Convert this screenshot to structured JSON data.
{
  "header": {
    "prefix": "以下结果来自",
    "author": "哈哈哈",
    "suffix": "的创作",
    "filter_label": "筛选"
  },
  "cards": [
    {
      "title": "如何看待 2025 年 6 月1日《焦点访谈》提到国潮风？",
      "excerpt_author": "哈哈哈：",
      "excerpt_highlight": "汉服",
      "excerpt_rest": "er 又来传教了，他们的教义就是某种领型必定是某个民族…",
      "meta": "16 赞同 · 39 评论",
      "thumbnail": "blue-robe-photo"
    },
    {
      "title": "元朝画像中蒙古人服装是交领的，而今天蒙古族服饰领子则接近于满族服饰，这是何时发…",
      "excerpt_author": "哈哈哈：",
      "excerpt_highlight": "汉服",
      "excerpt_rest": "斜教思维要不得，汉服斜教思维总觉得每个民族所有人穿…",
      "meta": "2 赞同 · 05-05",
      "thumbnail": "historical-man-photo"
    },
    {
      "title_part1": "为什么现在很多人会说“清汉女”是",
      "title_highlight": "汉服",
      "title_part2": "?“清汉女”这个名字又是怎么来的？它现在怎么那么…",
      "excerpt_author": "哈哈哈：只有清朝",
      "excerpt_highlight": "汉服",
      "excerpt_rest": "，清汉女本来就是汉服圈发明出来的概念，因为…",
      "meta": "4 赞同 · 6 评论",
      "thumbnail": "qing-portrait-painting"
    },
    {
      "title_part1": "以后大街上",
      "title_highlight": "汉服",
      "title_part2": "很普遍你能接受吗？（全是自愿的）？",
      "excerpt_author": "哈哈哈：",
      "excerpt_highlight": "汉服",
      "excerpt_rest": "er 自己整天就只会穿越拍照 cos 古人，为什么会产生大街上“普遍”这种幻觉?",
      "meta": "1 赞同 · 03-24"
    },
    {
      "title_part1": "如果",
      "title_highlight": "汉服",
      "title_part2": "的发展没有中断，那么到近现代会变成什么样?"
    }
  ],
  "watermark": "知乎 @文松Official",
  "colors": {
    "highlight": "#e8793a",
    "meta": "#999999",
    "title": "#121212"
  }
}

THE REQUEST —
Give back the whole listing, word for word.

ANSWER FOR THE TASK —
Convert this screenshot to structured JSON data.
{
  "header": {
    "prefix": "以下结果来自",
    "author": "哈哈哈",
    "suffix": "的创作",
    "filter_label": "筛选"
  },
  "cards": [
    {
      "title": "如何看待 2025 年 6 月1日《焦点访谈》提到国潮风？",
      "excerpt_author": "哈哈哈：",
      "excerpt_highlight": "汉服",
      "excerpt_rest": "er 又来传教了，他们的教义就是某种领型必定是某个民族…",
      "meta": "16 赞同 · 39 评论",
      "thumbnail": "blue-robe-photo"
    },
    {
      "title": "元朝画像中蒙古人服装是交领的，而今天蒙古族服饰领子则接近于满族服饰，这是何时发…",
      "excerpt_author": "哈哈哈：",
      "excerpt_highlight": "汉服",
      "excerpt_rest": "斜教思维要不得，汉服斜教思维总觉得每个民族所有人穿…",
      "meta": "2 赞同 · 05-05",
      "thumbnail": "historical-man-photo"
    },
    {
      "title_part1": "为什么现在很多人会说“清汉女”是",
      "title_highlight": "汉服",
      "title_part2": "?“清汉女”这个名字又是怎么来的？它现在怎么那么…",
      "excerpt_author": "哈哈哈：只有清朝",
      "excerpt_highlight": "汉服",
      "excerpt_rest": "，清汉女本来就是汉服圈发明出来的概念，因为…",
      "meta": "4 赞同 · 6 评论",
      "thumbnail": "qing-portrait-painting"
    },
    {
      "title_part1": "以后大街上",
      "title_highlight": "汉服",
      "title_part2": "很普遍你能接受吗？（全是自愿的）？",
      "excerpt_author": "哈哈哈：",
      "excerpt_highlight": "汉服",
      "excerpt_rest": "er 自己整天就只会穿越拍照 cos 古人，为什么会产生大街上“普遍”这种幻觉?",
      "meta": "1 赞同 · 03-24"
    },
    {
      "title_part1": "如果",
      "title_highlight": "汉服",
      "title_part2": "的发展没有中断，那么到近现代会变成什么样?"
    }
  ],
  "watermark": "知乎 @文松Official",
  "colors": {
    "highlight": "#e8793a",
    "meta": "#999999",
    "title": "#121212"
  }
}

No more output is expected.